--- BEGIN Stored rows ---

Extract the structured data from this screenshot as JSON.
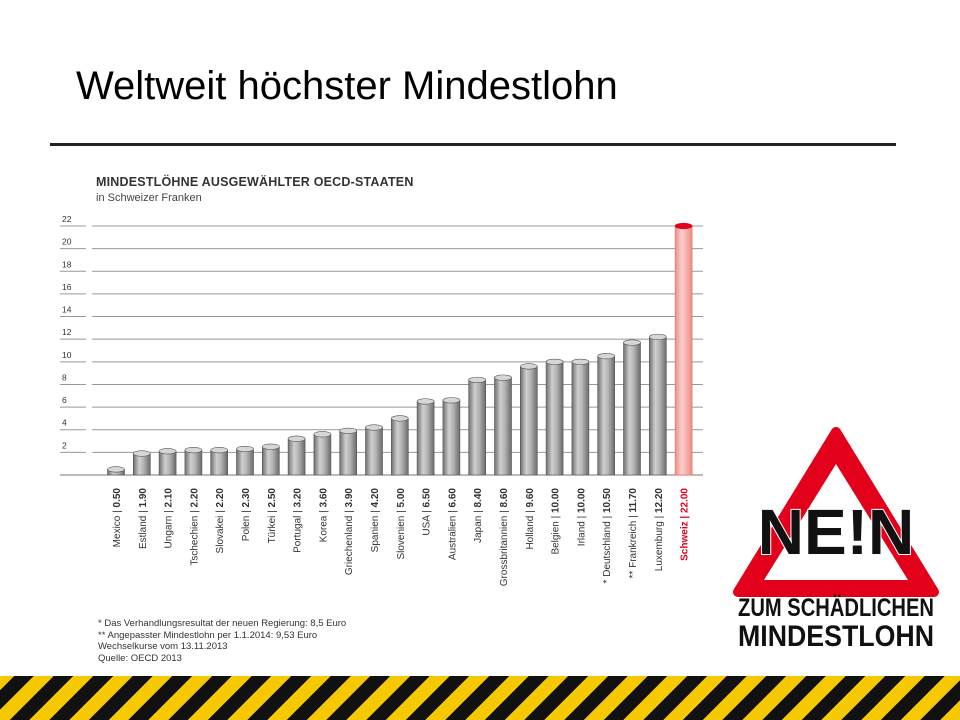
{
  "slide": {
    "title": "Weltweit höchster Mindestlohn"
  },
  "chart_data": {
    "type": "bar",
    "title": "MINDESTLÖHNE AUSGEWÄHLTER OECD-STAATEN",
    "subtitle": "in Schweizer Franken",
    "xlabel": "",
    "ylabel": "",
    "ylim": [
      0,
      22
    ],
    "yticks": [
      2,
      4,
      6,
      8,
      10,
      12,
      14,
      16,
      18,
      20,
      22
    ],
    "grid": true,
    "categories": [
      "Mexico",
      "Estland",
      "Ungarn",
      "Tschechien",
      "Slovakei",
      "Polen",
      "Türkei",
      "Portugal",
      "Korea",
      "Griechenland",
      "Spanien",
      "Slovenien",
      "USA",
      "Australien",
      "Japan",
      "Grossbritannien",
      "Holland",
      "Belgien",
      "Irland",
      "* Deutschland",
      "** Frankreich",
      "Luxemburg",
      "Schweiz"
    ],
    "values": [
      0.5,
      1.9,
      2.1,
      2.2,
      2.2,
      2.3,
      2.5,
      3.2,
      3.6,
      3.9,
      4.2,
      5.0,
      6.5,
      6.6,
      8.4,
      8.6,
      9.6,
      10.0,
      10.0,
      10.5,
      11.7,
      12.2,
      22.0
    ],
    "value_labels": [
      "0.50",
      "1.90",
      "2.10",
      "2.20",
      "2.20",
      "2.30",
      "2.50",
      "3.20",
      "3.60",
      "3.90",
      "4.20",
      "5.00",
      "6.50",
      "6.60",
      "8.40",
      "8.60",
      "9.60",
      "10.00",
      "10.00",
      "10.50",
      "11.70",
      "12.20",
      "22.00"
    ],
    "highlight_index": 22,
    "colors": {
      "bar": "#a8a8a8",
      "bar_edge": "#555555",
      "highlight": "#f4a6a0",
      "highlight_top": "#e2001a",
      "grid": "#999999",
      "label_highlight": "#e2001a"
    }
  },
  "footnotes": [
    "*  Das Verhandlungsresultat der neuen Regierung: 8,5 Euro",
    "** Angepasster Mindestlohn per 1.1.2014: 9,53 Euro",
    "Wechselkurse vom 13.11.2013",
    "Quelle: OECD 2013"
  ],
  "logo": {
    "word": "NE!N",
    "line1": "ZUM SCHÄDLICHEN",
    "line2": "MINDESTLOHN",
    "colors": {
      "red": "#e2001a",
      "black": "#111111"
    }
  }
}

--- END Stored rows ---

--- Problem details ---
Retype the entries word for word. Omit any images.

--- Complete output ---
Extract the structured data from this screenshot as JSON.
{
  "slide": {
    "title": "Weltweit höchster Mindestlohn"
  },
  "chart_data": {
    "type": "bar",
    "title": "MINDESTLÖHNE AUSGEWÄHLTER OECD-STAATEN",
    "subtitle": "in Schweizer Franken",
    "xlabel": "",
    "ylabel": "",
    "ylim": [
      0,
      22
    ],
    "yticks": [
      2,
      4,
      6,
      8,
      10,
      12,
      14,
      16,
      18,
      20,
      22
    ],
    "grid": true,
    "categories": [
      "Mexico",
      "Estland",
      "Ungarn",
      "Tschechien",
      "Slovakei",
      "Polen",
      "Türkei",
      "Portugal",
      "Korea",
      "Griechenland",
      "Spanien",
      "Slovenien",
      "USA",
      "Australien",
      "Japan",
      "Grossbritannien",
      "Holland",
      "Belgien",
      "Irland",
      "* Deutschland",
      "** Frankreich",
      "Luxemburg",
      "Schweiz"
    ],
    "values": [
      0.5,
      1.9,
      2.1,
      2.2,
      2.2,
      2.3,
      2.5,
      3.2,
      3.6,
      3.9,
      4.2,
      5.0,
      6.5,
      6.6,
      8.4,
      8.6,
      9.6,
      10.0,
      10.0,
      10.5,
      11.7,
      12.2,
      22.0
    ],
    "value_labels": [
      "0.50",
      "1.90",
      "2.10",
      "2.20",
      "2.20",
      "2.30",
      "2.50",
      "3.20",
      "3.60",
      "3.90",
      "4.20",
      "5.00",
      "6.50",
      "6.60",
      "8.40",
      "8.60",
      "9.60",
      "10.00",
      "10.00",
      "10.50",
      "11.70",
      "12.20",
      "22.00"
    ],
    "highlight_index": 22,
    "colors": {
      "bar": "#a8a8a8",
      "bar_edge": "#555555",
      "highlight": "#f4a6a0",
      "highlight_top": "#e2001a",
      "grid": "#999999",
      "label_highlight": "#e2001a"
    }
  },
  "footnotes": [
    "*  Das Verhandlungsresultat der neuen Regierung: 8,5 Euro",
    "** Angepasster Mindestlohn per 1.1.2014: 9,53 Euro",
    "Wechselkurse vom 13.11.2013",
    "Quelle: OECD 2013"
  ],
  "logo": {
    "word": "NE!N",
    "line1": "ZUM SCHÄDLICHEN",
    "line2": "MINDESTLOHN",
    "colors": {
      "red": "#e2001a",
      "black": "#111111"
    }
  }
}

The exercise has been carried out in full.